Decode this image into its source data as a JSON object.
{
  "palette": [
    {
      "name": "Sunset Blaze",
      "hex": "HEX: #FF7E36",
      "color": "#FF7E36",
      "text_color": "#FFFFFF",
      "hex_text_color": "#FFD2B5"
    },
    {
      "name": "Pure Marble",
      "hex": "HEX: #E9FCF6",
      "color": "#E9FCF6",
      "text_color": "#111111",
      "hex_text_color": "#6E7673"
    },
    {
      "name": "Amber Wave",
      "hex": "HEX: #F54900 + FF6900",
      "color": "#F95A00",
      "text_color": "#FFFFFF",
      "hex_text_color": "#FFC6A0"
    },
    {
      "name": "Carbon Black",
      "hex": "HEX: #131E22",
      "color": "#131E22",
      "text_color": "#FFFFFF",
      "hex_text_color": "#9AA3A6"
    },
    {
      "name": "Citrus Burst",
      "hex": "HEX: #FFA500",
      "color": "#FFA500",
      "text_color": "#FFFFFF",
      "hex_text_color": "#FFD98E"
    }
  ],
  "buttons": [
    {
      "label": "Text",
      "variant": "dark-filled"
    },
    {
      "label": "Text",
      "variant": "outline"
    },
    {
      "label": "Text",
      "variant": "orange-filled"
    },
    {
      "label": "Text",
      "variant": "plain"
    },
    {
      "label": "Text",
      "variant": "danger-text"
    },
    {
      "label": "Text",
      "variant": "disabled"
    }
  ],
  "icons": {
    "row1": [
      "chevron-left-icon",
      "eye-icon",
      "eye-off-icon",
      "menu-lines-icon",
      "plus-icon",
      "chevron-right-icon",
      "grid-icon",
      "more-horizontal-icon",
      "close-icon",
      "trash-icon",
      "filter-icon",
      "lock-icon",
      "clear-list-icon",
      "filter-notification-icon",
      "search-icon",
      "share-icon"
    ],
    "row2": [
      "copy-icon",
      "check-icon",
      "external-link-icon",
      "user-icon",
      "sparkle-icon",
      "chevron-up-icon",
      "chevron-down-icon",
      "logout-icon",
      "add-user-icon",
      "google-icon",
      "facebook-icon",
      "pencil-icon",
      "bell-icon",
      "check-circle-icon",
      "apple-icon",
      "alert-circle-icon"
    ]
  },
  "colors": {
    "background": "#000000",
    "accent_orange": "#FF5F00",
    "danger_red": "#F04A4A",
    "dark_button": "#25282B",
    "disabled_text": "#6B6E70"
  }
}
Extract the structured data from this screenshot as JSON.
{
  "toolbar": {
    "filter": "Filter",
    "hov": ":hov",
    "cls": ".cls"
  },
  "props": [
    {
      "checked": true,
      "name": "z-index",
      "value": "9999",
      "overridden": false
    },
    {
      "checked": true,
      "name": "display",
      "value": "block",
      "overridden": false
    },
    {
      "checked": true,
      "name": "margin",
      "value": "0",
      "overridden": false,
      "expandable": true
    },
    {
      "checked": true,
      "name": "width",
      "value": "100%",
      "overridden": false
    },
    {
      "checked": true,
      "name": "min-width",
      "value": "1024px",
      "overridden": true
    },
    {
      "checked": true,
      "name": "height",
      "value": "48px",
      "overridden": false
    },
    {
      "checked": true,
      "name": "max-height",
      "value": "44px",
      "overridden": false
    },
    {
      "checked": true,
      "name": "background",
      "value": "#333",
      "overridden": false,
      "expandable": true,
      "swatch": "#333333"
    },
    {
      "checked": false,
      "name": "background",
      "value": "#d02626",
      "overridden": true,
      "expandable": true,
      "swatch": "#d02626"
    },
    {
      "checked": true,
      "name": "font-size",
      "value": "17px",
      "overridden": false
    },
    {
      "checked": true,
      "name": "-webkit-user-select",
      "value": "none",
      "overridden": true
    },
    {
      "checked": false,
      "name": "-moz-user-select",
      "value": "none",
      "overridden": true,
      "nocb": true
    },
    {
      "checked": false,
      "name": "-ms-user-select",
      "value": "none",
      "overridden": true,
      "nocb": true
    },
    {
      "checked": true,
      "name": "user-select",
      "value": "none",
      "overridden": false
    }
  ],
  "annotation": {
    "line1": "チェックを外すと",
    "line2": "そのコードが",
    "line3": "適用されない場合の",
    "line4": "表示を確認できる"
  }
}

**Your instructions:** Using the material above, count the lines containing the word "filter". Reply with the number alone.

**Task solution:** 3